━━ Items ━━
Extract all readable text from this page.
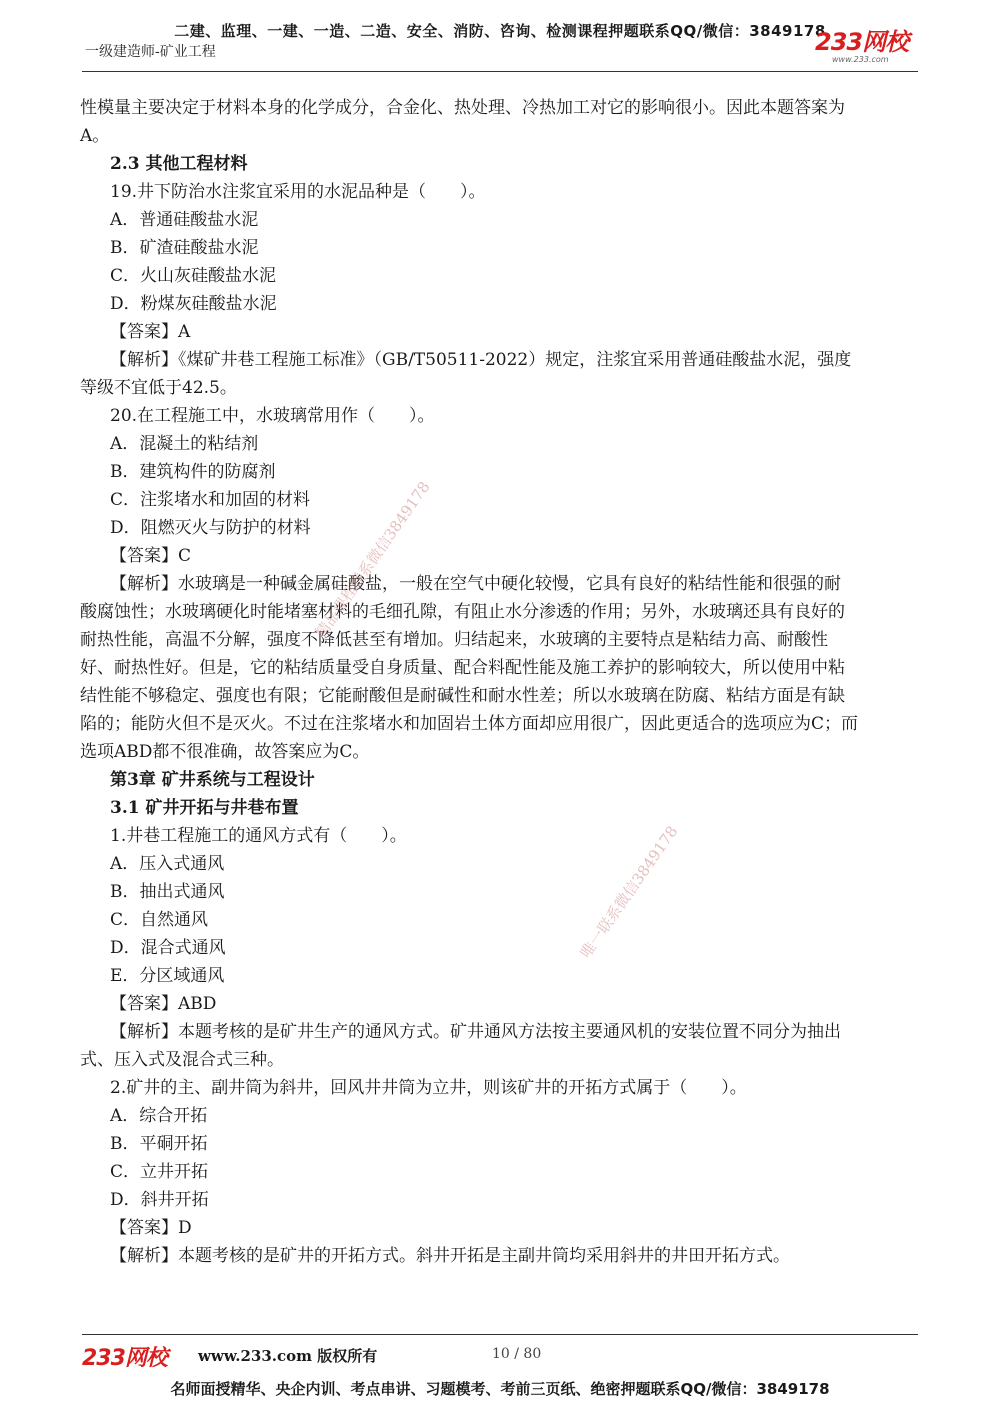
二建、监理、一建、一造、二造、安全、消防、咨询、检测课程押题联系QQ/微信：3849178
一级建造师-矿业工程	233网校
www.233.com

性模量主要决定于材料本身的化学成分，合金化、热处理、冷热加工对它的影响很小。因此本题答案为

A。

2.3 其他工程材料

19.井下防治水注浆宜采用的水泥品种是（　　）。

A．普通硅酸盐水泥

B．矿渣硅酸盐水泥

C．火山灰硅酸盐水泥

D．粉煤灰硅酸盐水泥

【答案】A

【解析】《煤矿井巷工程施工标准》（GB/T50511-2022）规定，注浆宜采用普通硅酸盐水泥，强度

等级不宜低于42.5。

20.在工程施工中，水玻璃常用作（　　）。

A．混凝土的粘结剂

B．建筑构件的防腐剂

C．注浆堵水和加固的材料

D．阻燃灭火与防护的材料

【答案】C

【解析】水玻璃是一种碱金属硅酸盐，一般在空气中硬化较慢，它具有良好的粘结性能和很强的耐

酸腐蚀性；水玻璃硬化时能堵塞材料的毛细孔隙，有阻止水分渗透的作用；另外，水玻璃还具有良好的

耐热性能，高温不分解，强度不降低甚至有增加。归结起来，水玻璃的主要特点是粘结力高、耐酸性

好、耐热性好。但是，它的粘结质量受自身质量、配合料配性能及施工养护的影响较大，所以使用中粘

结性能不够稳定、强度也有限；它能耐酸但是耐碱性和耐水性差；所以水玻璃在防腐、粘结方面是有缺

陷的；能防火但不是灭火。不过在注浆堵水和加固岩土体方面却应用很广，因此更适合的选项应为C；而

选项ABD都不很准确，故答案应为C。

第3章 矿井系统与工程设计

3.1 矿井开拓与井巷布置

1.井巷工程施工的通风方式有（　　）。

A．压入式通风

B．抽出式通风

C．自然通风

D．混合式通风

E．分区域通风

【答案】ABD

【解析】本题考核的是矿井生产的通风方式。矿井通风方法按主要通风机的安装位置不同分为抽出

式、压入式及混合式三种。

2.矿井的主、副井筒为斜井，回风井井筒为立井，则该矿井的开拓方式属于（　　）。

A．综合开拓

B．平硐开拓

C．立井开拓

D．斜井开拓

【答案】D

【解析】本题考核的是矿井的开拓方式。斜井开拓是主副井筒均采用斜井的井田开拓方式。

精品课程联系微信3849178
唯一联系微信3849178
233网校 www.233.com 版权所有	10 / 80
名师面授精华、央企内训、考点串讲、习题模考、考前三页纸、绝密押题联系QQ/微信：3849178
━━━
- **Stated problem**
Repeat the material above verbatim. Leave the pictures behind.

- **Task answer**
Extract all readable text from this page.
二建、监理、一建、一造、二造、安全、消防、咨询、检测课程押题联系QQ/微信：3849178
一级建造师-矿业工程	233网校
www.233.com

性模量主要决定于材料本身的化学成分，合金化、热处理、冷热加工对它的影响很小。因此本题答案为

A。

2.3 其他工程材料

19.井下防治水注浆宜采用的水泥品种是（　　）。

A．普通硅酸盐水泥

B．矿渣硅酸盐水泥

C．火山灰硅酸盐水泥

D．粉煤灰硅酸盐水泥

【答案】A

【解析】《煤矿井巷工程施工标准》（GB/T50511-2022）规定，注浆宜采用普通硅酸盐水泥，强度

等级不宜低于42.5。

20.在工程施工中，水玻璃常用作（　　）。

A．混凝土的粘结剂

B．建筑构件的防腐剂

C．注浆堵水和加固的材料

D．阻燃灭火与防护的材料

【答案】C

【解析】水玻璃是一种碱金属硅酸盐，一般在空气中硬化较慢，它具有良好的粘结性能和很强的耐

酸腐蚀性；水玻璃硬化时能堵塞材料的毛细孔隙，有阻止水分渗透的作用；另外，水玻璃还具有良好的

耐热性能，高温不分解，强度不降低甚至有增加。归结起来，水玻璃的主要特点是粘结力高、耐酸性

好、耐热性好。但是，它的粘结质量受自身质量、配合料配性能及施工养护的影响较大，所以使用中粘

结性能不够稳定、强度也有限；它能耐酸但是耐碱性和耐水性差；所以水玻璃在防腐、粘结方面是有缺

陷的；能防火但不是灭火。不过在注浆堵水和加固岩土体方面却应用很广，因此更适合的选项应为C；而

选项ABD都不很准确，故答案应为C。

第3章 矿井系统与工程设计

3.1 矿井开拓与井巷布置

1.井巷工程施工的通风方式有（　　）。

A．压入式通风

B．抽出式通风

C．自然通风

D．混合式通风

E．分区域通风

【答案】ABD

【解析】本题考核的是矿井生产的通风方式。矿井通风方法按主要通风机的安装位置不同分为抽出

式、压入式及混合式三种。

2.矿井的主、副井筒为斜井，回风井井筒为立井，则该矿井的开拓方式属于（　　）。

A．综合开拓

B．平硐开拓

C．立井开拓

D．斜井开拓

【答案】D

【解析】本题考核的是矿井的开拓方式。斜井开拓是主副井筒均采用斜井的井田开拓方式。

精品课程联系微信3849178
唯一联系微信3849178
233网校 www.233.com 版权所有	10 / 80
名师面授精华、央企内训、考点串讲、习题模考、考前三页纸、绝密押题联系QQ/微信：3849178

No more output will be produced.